__Task to carry out__.
From the entries below, copy every line where the string "strongly" appears.

Figure record listings:
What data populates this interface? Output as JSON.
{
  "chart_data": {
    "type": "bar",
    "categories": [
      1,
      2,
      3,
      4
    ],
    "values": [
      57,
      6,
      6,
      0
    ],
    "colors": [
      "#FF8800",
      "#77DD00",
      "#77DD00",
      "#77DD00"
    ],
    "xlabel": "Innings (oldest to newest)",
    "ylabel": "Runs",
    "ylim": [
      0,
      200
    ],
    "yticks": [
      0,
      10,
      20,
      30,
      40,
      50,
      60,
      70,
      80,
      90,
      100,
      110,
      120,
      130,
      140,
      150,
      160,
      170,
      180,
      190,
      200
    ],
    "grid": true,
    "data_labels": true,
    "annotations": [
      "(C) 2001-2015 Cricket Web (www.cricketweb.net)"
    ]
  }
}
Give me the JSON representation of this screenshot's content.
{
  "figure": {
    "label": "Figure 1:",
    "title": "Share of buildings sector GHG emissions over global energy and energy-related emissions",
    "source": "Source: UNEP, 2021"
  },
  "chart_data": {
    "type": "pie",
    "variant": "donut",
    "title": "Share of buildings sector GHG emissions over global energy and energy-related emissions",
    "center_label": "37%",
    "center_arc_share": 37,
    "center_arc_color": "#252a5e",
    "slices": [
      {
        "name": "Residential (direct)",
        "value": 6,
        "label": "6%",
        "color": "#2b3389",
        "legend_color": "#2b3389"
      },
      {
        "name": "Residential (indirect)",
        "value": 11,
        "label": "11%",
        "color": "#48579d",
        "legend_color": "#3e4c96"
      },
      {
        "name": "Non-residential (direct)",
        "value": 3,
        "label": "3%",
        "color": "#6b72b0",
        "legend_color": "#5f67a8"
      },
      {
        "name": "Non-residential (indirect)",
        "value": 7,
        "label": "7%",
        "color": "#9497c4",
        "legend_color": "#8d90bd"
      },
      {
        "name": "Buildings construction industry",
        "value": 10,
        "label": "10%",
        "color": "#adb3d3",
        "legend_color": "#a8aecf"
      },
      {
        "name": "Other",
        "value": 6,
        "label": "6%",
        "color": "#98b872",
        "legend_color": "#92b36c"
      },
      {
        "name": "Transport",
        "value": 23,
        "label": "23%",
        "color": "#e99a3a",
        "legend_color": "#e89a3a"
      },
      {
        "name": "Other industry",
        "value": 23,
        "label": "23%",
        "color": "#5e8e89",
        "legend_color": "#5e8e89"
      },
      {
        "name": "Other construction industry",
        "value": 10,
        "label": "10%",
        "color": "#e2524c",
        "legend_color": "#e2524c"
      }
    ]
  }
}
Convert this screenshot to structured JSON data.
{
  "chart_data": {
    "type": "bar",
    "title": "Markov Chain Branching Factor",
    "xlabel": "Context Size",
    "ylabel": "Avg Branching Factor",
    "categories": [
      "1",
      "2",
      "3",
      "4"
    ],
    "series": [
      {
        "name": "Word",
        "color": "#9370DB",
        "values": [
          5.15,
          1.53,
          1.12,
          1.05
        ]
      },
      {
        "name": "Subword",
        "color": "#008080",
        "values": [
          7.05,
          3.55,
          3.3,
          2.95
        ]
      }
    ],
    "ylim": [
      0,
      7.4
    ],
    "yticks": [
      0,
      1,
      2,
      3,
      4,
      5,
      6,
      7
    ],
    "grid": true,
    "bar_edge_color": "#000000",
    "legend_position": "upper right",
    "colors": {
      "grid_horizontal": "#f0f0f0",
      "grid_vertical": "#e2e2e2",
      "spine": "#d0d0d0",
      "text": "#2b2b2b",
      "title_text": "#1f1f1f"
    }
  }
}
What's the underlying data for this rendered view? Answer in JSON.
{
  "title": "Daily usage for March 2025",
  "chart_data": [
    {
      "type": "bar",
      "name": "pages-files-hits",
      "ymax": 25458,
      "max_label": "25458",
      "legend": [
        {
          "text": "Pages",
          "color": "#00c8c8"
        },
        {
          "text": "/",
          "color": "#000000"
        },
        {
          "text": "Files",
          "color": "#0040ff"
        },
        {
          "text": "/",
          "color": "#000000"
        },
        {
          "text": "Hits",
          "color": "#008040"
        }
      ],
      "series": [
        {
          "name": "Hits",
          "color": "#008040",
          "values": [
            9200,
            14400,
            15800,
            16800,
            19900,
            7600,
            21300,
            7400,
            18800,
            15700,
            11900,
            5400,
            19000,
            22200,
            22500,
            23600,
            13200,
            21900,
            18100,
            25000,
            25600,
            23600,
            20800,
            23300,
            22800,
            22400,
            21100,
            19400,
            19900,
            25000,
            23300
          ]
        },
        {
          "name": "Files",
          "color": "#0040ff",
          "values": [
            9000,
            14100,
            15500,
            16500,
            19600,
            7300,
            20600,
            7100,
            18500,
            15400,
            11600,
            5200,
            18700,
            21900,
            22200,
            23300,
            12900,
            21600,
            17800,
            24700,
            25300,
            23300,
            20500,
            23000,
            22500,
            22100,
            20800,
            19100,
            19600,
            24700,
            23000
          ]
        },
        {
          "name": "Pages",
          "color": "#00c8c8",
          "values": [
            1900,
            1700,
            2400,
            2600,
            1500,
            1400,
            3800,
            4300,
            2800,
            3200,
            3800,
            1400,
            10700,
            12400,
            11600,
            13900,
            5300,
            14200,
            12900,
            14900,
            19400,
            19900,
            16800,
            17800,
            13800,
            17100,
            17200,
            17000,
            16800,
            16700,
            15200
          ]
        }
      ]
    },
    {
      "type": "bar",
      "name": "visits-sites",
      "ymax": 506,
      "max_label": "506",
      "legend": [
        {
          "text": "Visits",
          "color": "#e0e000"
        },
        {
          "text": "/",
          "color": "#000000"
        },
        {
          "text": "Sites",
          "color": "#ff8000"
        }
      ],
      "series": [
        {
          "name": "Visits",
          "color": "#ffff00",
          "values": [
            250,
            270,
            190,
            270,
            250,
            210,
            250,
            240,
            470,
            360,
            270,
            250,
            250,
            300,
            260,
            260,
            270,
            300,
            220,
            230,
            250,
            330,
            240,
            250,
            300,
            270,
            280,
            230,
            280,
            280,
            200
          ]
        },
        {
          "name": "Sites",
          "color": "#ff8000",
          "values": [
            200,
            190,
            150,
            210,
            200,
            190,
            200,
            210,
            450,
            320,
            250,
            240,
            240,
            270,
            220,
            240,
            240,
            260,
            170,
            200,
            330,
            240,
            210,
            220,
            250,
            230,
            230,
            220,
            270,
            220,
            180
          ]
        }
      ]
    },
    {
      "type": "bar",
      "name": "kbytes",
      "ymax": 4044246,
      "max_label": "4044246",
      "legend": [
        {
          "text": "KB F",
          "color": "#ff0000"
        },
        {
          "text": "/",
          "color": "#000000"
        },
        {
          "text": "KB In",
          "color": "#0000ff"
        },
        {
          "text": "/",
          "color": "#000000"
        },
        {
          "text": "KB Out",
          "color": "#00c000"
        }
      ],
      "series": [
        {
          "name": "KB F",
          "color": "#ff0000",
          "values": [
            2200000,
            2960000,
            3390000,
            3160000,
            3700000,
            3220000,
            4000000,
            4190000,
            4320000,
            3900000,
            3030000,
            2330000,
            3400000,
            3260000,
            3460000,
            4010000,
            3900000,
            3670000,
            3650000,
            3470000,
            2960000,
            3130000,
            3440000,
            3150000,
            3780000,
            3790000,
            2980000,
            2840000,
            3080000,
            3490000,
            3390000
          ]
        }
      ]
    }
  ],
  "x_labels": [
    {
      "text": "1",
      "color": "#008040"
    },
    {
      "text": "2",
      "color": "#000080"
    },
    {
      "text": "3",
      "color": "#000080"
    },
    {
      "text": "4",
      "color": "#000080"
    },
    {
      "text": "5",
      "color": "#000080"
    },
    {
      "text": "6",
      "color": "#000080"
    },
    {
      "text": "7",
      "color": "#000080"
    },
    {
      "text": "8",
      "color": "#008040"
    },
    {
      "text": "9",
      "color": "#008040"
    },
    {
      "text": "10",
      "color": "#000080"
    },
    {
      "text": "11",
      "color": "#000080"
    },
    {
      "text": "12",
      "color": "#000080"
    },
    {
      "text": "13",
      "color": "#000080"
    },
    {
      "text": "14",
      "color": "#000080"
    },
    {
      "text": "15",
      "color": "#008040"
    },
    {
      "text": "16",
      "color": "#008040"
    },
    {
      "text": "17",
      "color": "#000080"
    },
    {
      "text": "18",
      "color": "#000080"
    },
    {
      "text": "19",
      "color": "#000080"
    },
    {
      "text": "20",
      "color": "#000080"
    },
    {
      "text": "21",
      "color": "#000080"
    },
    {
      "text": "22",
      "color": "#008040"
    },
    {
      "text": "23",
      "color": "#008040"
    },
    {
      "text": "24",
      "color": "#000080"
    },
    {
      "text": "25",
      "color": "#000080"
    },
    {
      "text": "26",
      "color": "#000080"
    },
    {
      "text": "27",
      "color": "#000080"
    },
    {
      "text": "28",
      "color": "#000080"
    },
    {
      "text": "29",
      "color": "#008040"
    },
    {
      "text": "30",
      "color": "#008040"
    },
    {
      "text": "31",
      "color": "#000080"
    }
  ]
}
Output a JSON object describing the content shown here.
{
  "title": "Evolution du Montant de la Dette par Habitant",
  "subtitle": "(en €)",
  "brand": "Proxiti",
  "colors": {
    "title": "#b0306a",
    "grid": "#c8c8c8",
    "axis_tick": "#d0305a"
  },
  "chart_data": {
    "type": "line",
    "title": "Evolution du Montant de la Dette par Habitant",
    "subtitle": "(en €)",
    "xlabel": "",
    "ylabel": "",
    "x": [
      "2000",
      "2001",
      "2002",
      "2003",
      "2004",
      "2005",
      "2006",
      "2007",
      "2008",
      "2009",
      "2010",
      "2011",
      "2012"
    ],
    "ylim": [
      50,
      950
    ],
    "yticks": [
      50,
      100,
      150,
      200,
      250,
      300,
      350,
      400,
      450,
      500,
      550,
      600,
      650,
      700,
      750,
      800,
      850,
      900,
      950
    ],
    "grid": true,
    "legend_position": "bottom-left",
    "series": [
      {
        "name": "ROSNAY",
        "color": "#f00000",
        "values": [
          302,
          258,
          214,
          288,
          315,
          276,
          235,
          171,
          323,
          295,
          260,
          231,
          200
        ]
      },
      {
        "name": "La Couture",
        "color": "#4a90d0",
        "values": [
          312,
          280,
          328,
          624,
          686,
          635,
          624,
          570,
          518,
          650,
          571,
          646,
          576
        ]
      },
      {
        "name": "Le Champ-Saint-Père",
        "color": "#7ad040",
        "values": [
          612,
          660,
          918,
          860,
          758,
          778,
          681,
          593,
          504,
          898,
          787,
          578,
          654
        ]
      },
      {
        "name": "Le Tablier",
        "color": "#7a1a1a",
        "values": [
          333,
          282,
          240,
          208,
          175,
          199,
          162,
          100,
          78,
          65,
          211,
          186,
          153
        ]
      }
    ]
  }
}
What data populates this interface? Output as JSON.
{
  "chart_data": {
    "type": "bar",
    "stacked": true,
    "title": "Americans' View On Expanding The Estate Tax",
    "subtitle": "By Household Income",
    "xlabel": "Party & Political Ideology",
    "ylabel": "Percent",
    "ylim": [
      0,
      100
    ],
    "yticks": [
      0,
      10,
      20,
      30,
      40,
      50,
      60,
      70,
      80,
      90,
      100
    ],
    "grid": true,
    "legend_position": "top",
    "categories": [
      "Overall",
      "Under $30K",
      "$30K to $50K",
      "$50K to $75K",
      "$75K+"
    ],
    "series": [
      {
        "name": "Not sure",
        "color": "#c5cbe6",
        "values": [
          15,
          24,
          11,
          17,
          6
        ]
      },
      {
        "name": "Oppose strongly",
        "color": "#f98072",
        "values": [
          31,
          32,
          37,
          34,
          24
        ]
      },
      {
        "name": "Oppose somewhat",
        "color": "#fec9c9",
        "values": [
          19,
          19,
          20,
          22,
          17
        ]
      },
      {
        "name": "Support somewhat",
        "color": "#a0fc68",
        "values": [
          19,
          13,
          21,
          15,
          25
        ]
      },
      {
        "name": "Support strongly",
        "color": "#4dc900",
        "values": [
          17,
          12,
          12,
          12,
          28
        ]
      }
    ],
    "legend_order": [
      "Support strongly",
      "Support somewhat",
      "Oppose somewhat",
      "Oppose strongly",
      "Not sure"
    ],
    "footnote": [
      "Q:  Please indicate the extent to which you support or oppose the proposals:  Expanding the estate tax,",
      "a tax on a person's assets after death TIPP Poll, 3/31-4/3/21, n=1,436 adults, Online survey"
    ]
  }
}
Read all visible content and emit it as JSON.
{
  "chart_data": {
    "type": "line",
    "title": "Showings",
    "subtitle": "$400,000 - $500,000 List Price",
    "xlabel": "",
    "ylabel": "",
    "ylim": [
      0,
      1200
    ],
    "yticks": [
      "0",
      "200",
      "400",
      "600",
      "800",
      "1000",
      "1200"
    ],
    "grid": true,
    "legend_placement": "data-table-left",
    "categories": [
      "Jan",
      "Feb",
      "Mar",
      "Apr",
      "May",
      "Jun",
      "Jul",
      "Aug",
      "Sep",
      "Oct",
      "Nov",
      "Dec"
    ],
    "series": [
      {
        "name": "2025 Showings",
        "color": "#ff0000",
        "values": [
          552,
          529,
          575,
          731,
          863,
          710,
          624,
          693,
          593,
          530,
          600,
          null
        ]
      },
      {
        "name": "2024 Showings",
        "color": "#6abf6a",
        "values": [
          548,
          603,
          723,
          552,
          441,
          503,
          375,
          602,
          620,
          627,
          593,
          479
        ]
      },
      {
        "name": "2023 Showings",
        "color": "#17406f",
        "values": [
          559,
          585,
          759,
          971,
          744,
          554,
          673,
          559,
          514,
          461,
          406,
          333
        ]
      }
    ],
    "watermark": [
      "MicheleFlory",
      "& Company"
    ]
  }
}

__Problem solution__.
        "name": "Oppose strongly",
        "name": "Support strongly",
      "Support strongly",
      "Oppose strongly",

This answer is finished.